• _YOUR GOAL_:
Find each line containing the string "text". Copy it.

_ _ _

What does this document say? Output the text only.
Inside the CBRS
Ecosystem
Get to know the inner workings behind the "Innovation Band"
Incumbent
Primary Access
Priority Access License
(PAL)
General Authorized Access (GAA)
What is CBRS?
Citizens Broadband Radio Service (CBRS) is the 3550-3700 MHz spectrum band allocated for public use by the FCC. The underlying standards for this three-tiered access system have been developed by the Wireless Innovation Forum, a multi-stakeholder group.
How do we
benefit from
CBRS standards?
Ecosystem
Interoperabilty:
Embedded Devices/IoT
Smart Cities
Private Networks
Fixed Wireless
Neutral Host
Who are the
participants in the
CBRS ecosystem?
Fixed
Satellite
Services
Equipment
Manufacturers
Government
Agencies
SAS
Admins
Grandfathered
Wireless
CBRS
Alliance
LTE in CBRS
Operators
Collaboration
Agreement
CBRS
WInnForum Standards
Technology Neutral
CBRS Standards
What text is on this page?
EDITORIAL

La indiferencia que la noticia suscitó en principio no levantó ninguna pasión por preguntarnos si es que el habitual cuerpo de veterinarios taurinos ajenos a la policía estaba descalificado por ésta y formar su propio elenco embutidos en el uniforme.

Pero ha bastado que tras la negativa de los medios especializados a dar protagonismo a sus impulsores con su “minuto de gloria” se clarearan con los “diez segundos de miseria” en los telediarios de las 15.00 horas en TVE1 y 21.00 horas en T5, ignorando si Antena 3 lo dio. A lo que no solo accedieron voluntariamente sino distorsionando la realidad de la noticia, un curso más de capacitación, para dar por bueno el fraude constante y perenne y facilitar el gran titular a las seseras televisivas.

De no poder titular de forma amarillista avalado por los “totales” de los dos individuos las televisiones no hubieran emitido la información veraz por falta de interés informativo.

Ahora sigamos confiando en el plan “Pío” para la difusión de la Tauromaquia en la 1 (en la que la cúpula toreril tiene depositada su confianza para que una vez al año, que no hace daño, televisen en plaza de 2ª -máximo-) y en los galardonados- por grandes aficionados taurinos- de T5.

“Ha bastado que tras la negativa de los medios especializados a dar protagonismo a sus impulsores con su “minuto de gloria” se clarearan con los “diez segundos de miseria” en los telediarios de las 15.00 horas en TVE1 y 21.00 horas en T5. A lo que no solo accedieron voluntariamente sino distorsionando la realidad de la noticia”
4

_ _ _

• _SOLUTION TO THIS TASK_:
What does this document say? Output the text only.
What text is on this page?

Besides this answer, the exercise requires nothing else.